_Given exercise:_
Locate the lines that hold the string "округа". Copy every such line.

_Listed entries:_
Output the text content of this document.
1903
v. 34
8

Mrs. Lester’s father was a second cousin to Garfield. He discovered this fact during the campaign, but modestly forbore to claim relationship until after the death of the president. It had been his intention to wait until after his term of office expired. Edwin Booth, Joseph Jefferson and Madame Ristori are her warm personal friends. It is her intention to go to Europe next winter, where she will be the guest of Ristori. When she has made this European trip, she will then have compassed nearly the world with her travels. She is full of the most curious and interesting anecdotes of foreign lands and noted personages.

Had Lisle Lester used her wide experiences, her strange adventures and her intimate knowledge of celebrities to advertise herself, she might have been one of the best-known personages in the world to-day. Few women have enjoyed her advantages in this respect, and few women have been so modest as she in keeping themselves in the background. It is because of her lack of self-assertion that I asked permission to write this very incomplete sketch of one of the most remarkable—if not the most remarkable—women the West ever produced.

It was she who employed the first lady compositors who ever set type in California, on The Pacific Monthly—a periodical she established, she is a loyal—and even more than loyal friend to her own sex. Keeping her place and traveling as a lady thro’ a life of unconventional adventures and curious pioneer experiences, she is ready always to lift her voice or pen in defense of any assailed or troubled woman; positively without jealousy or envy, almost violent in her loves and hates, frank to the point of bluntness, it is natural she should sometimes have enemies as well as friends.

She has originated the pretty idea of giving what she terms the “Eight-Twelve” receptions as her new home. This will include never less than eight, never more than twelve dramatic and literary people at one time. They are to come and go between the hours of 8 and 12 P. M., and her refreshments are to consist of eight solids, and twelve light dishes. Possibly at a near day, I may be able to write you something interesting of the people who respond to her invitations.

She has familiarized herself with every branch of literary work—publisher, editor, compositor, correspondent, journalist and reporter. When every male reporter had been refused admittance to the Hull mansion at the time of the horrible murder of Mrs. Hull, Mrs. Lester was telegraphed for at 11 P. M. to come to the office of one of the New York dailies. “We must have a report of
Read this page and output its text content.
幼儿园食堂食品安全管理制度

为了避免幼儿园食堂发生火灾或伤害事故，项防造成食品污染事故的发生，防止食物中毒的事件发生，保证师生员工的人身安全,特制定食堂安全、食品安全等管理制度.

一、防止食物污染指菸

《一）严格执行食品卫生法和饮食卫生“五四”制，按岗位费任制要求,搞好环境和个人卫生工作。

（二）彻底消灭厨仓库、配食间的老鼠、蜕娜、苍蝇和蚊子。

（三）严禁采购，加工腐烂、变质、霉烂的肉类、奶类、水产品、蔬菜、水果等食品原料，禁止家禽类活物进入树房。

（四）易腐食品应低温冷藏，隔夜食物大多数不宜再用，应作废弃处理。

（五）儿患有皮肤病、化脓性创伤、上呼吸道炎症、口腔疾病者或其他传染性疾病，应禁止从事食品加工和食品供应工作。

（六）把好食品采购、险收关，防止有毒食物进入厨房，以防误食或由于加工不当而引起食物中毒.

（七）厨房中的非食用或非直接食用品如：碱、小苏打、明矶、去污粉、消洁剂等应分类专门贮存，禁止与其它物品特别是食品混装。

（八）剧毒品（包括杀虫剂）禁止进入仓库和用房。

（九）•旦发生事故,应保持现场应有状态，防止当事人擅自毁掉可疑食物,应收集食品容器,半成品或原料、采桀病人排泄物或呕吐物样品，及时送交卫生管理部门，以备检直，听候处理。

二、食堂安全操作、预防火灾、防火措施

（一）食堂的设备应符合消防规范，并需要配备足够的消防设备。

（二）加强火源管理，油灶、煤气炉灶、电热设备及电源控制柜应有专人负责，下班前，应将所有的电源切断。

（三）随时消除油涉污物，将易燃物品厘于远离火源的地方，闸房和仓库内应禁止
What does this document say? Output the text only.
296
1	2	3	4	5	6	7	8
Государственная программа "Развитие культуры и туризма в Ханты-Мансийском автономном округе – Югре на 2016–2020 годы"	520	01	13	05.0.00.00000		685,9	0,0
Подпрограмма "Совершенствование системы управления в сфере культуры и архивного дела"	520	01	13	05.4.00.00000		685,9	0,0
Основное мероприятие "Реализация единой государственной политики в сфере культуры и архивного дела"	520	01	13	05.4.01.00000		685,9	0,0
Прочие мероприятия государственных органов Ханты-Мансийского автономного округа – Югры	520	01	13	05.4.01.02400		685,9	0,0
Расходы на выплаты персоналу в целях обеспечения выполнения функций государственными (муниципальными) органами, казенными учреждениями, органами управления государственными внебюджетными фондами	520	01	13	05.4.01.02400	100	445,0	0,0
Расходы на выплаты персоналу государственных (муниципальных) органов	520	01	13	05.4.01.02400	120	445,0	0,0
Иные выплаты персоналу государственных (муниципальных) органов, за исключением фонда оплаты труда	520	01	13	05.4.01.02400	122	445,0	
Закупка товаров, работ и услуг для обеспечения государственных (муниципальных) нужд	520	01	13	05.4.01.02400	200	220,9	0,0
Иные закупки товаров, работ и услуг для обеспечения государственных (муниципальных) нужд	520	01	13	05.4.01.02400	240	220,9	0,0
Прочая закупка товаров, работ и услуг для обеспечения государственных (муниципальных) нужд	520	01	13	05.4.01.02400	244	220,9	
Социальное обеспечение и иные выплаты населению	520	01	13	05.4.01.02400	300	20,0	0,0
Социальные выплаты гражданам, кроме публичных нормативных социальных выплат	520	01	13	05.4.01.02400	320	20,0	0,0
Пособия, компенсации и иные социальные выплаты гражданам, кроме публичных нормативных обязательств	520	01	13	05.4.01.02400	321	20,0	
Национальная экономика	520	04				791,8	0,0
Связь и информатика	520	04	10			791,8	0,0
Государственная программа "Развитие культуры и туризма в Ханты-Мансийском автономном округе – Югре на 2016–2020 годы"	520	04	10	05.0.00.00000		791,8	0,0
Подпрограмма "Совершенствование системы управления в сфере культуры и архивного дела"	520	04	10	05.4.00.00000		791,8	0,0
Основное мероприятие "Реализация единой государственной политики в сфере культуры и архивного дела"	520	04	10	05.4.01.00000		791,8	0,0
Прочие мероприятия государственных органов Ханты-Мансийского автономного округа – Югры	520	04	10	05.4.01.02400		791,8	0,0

_Exercise answer:_
Прочие мероприятия государственных органов Ханты-Мансийского автономного округа – Югры	520	01	13	05.4.01.02400		685,9	0,0
Прочие мероприятия государственных органов Ханты-Мансийского автономного округа – Югры	520	04	10	05.4.01.02400		791,8	0,0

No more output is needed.